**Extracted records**
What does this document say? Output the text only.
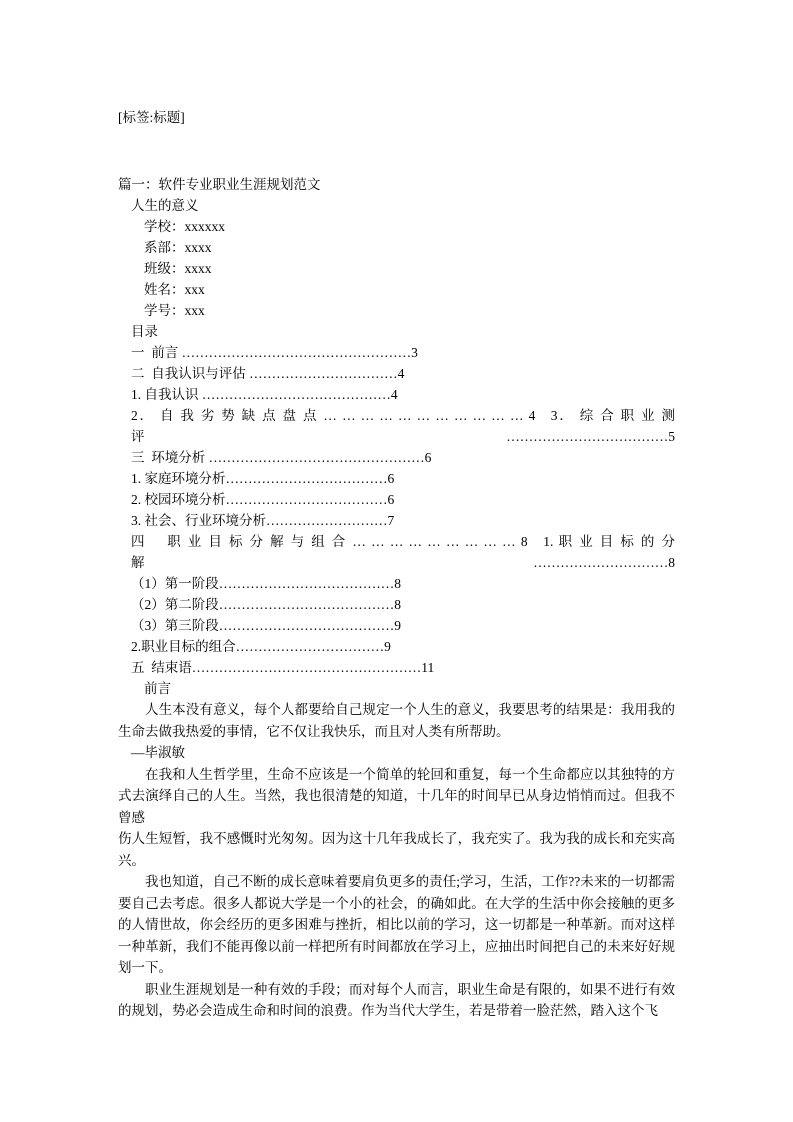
[标签:标题]
篇一：软件专业职业生涯规划范文
人生的意义
学校：xxxxxx
系部：xxxx
班级：xxxx
姓名：xxx
学号：xxx
目录
一  前言 ……………………………………………3
二  自我认识与评估 ……………………………4
1. 自我认识 ……………………………………4
2． 自 我 劣 势 缺 点 盘 点 … … … … … … … … … … … 4   3． 综 合 职 业 测评………………………………5
三  环境分析 …………………………………………6
1. 家庭环境分析………………………………6
2. 校园环境分析………………………………6
3. 社会、行业环境分析………………………7
四    职 业 目 标 分 解 与 组 合 … … … … … … … … … 8   1. 职 业 目 标 的 分解…………………………8
（1）第一阶段…………………………………8
（2）第二阶段…………………………………8
（3）第三阶段…………………………………9
2.职业目标的组合……………………………9
五  结束语……………………………………………11
前言

人生本没有意义，每个人都要给自己规定一个人生的意义，我要思考的结果是：我用我的生命去做我热爱的事情，它不仅让我快乐，而且对人类有所帮助。

—毕淑敏

在我和人生哲学里，生命不应该是一个简单的轮回和重复，每一个生命都应以其独特的方式去演绎自己的人生。当然，我也很清楚的知道，十几年的时间早已从身边悄悄而过。但我不曾感

伤人生短暂，我不感慨时光匆匆。因为这十几年我成长了，我充实了。我为我的成长和充实高兴。

我也知道，自己不断的成长意味着要肩负更多的责任;学习，生活，工作??未来的一切都需要自己去考虑。很多人都说大学是一个小的社会，的确如此。在大学的生活中你会接触的更多的人情世故，你会经历的更多困难与挫折，相比以前的学习，这一切都是一种革新。而对这样一种革新，我们不能再像以前一样把所有时间都放在学习上，应抽出时间把自己的未来好好规划一下。

职业生涯规划是一种有效的手段；而对每个人而言，职业生命是有限的，如果不进行有效的规划，势必会造成生命和时间的浪费。作为当代大学生，若是带着一脸茫然，踏入这个飞
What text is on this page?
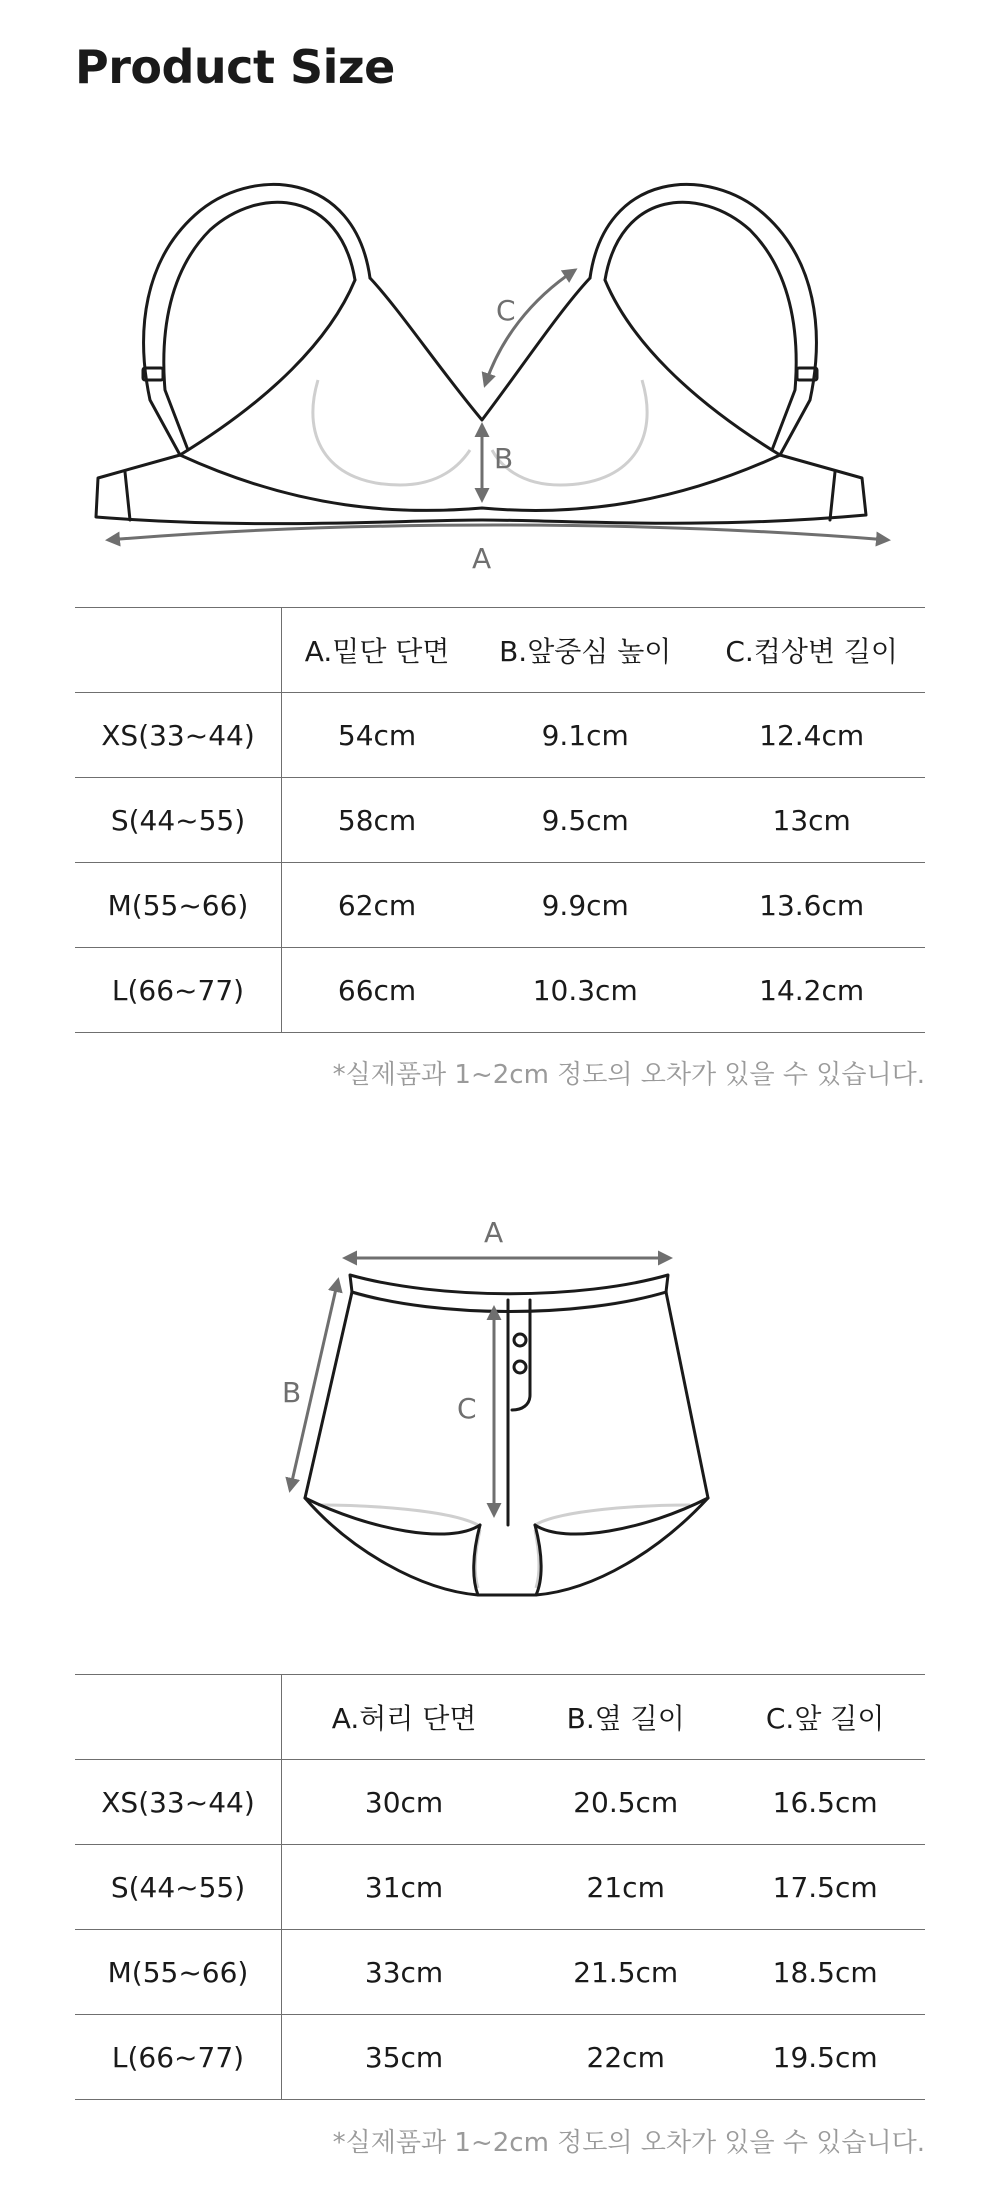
Product Size
A
B
C
	A.밑단 단면	B.앞중심 높이	C.컵상변 길이
XS(33~44)	54cm	9.1cm	12.4cm
S(44~55)	58cm	9.5cm	13cm
M(55~66)	62cm	9.9cm	13.6cm
L(66~77)	66cm	10.3cm	14.2cm
*실제품과 1~2cm 정도의 오차가 있을 수 있습니다.
A
B	C
	A.허리 단면	B.옆 길이	C.앞 길이
XS(33~44)	30cm	20.5cm	16.5cm
S(44~55)	31cm	21cm	17.5cm
M(55~66)	33cm	21.5cm	18.5cm
L(66~77)	35cm	22cm	19.5cm
*실제품과 1~2cm 정도의 오차가 있을 수 있습니다.
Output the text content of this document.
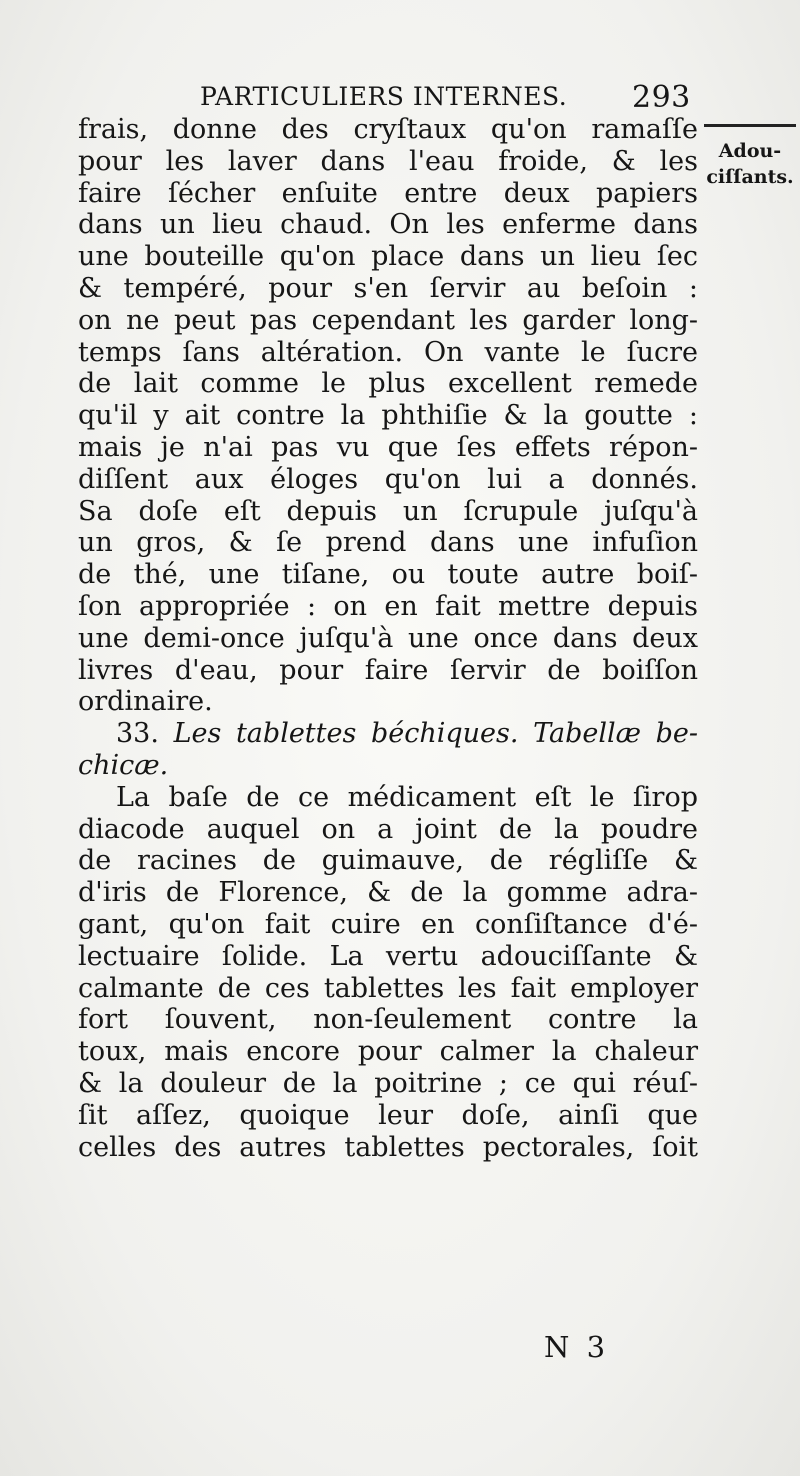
PARTICULIERS INTERNES. 293
Adou-
ciſſants.
frais, donne des cryſtaux qu'on ramaſſe
pour les laver dans l'eau froide, & les
faire ſécher enſuite entre deux papiers
dans un lieu chaud. On les enferme dans
une bouteille qu'on place dans un lieu ſec
& tempéré, pour s'en ſervir au beſoin :
on ne peut pas cependant les garder long-
temps ſans altération. On vante le ſucre
de lait comme le plus excellent remede
qu'il y ait contre la phthiſie & la goutte :
mais je n'ai pas vu que ſes effets répon-
diſſent aux éloges qu'on lui a donnés.
Sa doſe eſt depuis un ſcrupule juſqu'à
un gros, & ſe prend dans une infuſion
de thé, une tiſane, ou toute autre boiſ-
ſon appropriée : on en fait mettre depuis
une demi-once juſqu'à une once dans deux
livres d'eau, pour faire ſervir de boiſſon
ordinaire.
33. Les tablettes béchiques. Tabellæ be-
chicæ.
La baſe de ce médicament eſt le ſirop
diacode auquel on a joint de la poudre
de racines de guimauve, de régliſſe &
d'iris de Florence, & de la gomme adra-
gant, qu'on fait cuire en conſiſtance d'é-
lectuaire ſolide. La vertu adouciſſante &
calmante de ces tablettes les fait employer
fort ſouvent, non-ſeulement contre la
toux, mais encore pour calmer la chaleur
& la douleur de la poitrine ; ce qui réuſ-
ſit aſſez, quoique leur doſe, ainſi que
celles des autres tablettes pectorales, ſoit
N 3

**Stated problem**
Scan the material and collect every line that contains "ſervir".

**Expected answer**
& tempéré, pour s'en ſervir au beſoin :
livres d'eau, pour faire ſervir de boiſſon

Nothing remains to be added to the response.